[Dataset excerpts]
※ ※ ※
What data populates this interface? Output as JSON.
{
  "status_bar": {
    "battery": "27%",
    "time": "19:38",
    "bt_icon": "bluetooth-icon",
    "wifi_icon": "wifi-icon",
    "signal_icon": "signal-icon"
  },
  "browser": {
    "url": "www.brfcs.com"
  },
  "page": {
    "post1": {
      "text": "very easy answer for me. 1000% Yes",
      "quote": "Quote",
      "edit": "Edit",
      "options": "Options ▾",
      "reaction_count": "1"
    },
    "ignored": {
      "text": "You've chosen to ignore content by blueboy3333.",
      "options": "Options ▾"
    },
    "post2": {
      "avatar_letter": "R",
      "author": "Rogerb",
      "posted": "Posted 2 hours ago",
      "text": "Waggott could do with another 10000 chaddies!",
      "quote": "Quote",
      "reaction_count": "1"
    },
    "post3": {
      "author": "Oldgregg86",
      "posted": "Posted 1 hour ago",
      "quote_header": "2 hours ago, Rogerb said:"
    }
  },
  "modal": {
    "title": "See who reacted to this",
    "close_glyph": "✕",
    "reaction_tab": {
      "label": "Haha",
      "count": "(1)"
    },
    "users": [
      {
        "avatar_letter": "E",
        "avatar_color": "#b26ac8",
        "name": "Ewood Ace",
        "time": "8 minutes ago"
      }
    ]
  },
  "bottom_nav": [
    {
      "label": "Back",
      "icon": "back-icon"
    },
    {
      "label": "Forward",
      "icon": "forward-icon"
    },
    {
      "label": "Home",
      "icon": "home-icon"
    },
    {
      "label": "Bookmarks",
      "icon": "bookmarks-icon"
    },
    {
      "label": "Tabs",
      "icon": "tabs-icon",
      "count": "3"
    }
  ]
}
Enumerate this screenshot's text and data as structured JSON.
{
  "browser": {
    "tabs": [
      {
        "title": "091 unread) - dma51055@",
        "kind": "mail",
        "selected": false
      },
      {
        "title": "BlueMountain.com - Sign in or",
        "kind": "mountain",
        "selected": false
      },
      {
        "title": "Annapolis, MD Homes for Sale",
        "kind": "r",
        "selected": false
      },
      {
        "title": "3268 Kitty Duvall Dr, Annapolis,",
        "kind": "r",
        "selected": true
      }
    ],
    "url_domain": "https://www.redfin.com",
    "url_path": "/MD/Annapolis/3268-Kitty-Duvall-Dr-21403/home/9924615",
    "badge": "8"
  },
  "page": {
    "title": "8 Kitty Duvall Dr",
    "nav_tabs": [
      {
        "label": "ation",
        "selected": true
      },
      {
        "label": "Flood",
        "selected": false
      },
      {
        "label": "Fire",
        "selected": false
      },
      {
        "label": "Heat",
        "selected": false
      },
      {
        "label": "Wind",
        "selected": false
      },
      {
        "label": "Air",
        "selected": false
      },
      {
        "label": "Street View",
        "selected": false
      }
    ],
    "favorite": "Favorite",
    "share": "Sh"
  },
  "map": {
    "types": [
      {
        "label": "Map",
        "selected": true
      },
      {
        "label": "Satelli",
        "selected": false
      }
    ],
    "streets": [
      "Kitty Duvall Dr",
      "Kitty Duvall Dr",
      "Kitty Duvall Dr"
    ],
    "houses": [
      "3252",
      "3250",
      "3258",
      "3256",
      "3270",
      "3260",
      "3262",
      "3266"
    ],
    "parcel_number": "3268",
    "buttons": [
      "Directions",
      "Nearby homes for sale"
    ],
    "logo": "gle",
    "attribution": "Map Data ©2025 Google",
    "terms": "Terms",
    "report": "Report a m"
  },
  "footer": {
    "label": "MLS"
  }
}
※ ※ ※
### Your goal:
All of the entries above must be quoted exactly.

### Result:
What data populates this interface? Output as JSON.
{
  "status_bar": {
    "battery": "27%",
    "time": "19:38",
    "bt_icon": "bluetooth-icon",
    "wifi_icon": "wifi-icon",
    "signal_icon": "signal-icon"
  },
  "browser": {
    "url": "www.brfcs.com"
  },
  "page": {
    "post1": {
      "text": "very easy answer for me. 1000% Yes",
      "quote": "Quote",
      "edit": "Edit",
      "options": "Options ▾",
      "reaction_count": "1"
    },
    "ignored": {
      "text": "You've chosen to ignore content by blueboy3333.",
      "options": "Options ▾"
    },
    "post2": {
      "avatar_letter": "R",
      "author": "Rogerb",
      "posted": "Posted 2 hours ago",
      "text": "Waggott could do with another 10000 chaddies!",
      "quote": "Quote",
      "reaction_count": "1"
    },
    "post3": {
      "author": "Oldgregg86",
      "posted": "Posted 1 hour ago",
      "quote_header": "2 hours ago, Rogerb said:"
    }
  },
  "modal": {
    "title": "See who reacted to this",
    "close_glyph": "✕",
    "reaction_tab": {
      "label": "Haha",
      "count": "(1)"
    },
    "users": [
      {
        "avatar_letter": "E",
        "avatar_color": "#b26ac8",
        "name": "Ewood Ace",
        "time": "8 minutes ago"
      }
    ]
  },
  "bottom_nav": [
    {
      "label": "Back",
      "icon": "back-icon"
    },
    {
      "label": "Forward",
      "icon": "forward-icon"
    },
    {
      "label": "Home",
      "icon": "home-icon"
    },
    {
      "label": "Bookmarks",
      "icon": "bookmarks-icon"
    },
    {
      "label": "Tabs",
      "icon": "tabs-icon",
      "count": "3"
    }
  ]
}
Enumerate this screenshot's text and data as structured JSON.
{
  "browser": {
    "tabs": [
      {
        "title": "091 unread) - dma51055@",
        "kind": "mail",
        "selected": false
      },
      {
        "title": "BlueMountain.com - Sign in or",
        "kind": "mountain",
        "selected": false
      },
      {
        "title": "Annapolis, MD Homes for Sale",
        "kind": "r",
        "selected": false
      },
      {
        "title": "3268 Kitty Duvall Dr, Annapolis,",
        "kind": "r",
        "selected": true
      }
    ],
    "url_domain": "https://www.redfin.com",
    "url_path": "/MD/Annapolis/3268-Kitty-Duvall-Dr-21403/home/9924615",
    "badge": "8"
  },
  "page": {
    "title": "8 Kitty Duvall Dr",
    "nav_tabs": [
      {
        "label": "ation",
        "selected": true
      },
      {
        "label": "Flood",
        "selected": false
      },
      {
        "label": "Fire",
        "selected": false
      },
      {
        "label": "Heat",
        "selected": false
      },
      {
        "label": "Wind",
        "selected": false
      },
      {
        "label": "Air",
        "selected": false
      },
      {
        "label": "Street View",
        "selected": false
      }
    ],
    "favorite": "Favorite",
    "share": "Sh"
  },
  "map": {
    "types": [
      {
        "label": "Map",
        "selected": true
      },
      {
        "label": "Satelli",
        "selected": false
      }
    ],
    "streets": [
      "Kitty Duvall Dr",
      "Kitty Duvall Dr",
      "Kitty Duvall Dr"
    ],
    "houses": [
      "3252",
      "3250",
      "3258",
      "3256",
      "3270",
      "3260",
      "3262",
      "3266"
    ],
    "parcel_number": "3268",
    "buttons": [
      "Directions",
      "Nearby homes for sale"
    ],
    "logo": "gle",
    "attribution": "Map Data ©2025 Google",
    "terms": "Terms",
    "report": "Report a m"
  },
  "footer": {
    "label": "MLS"
  }
}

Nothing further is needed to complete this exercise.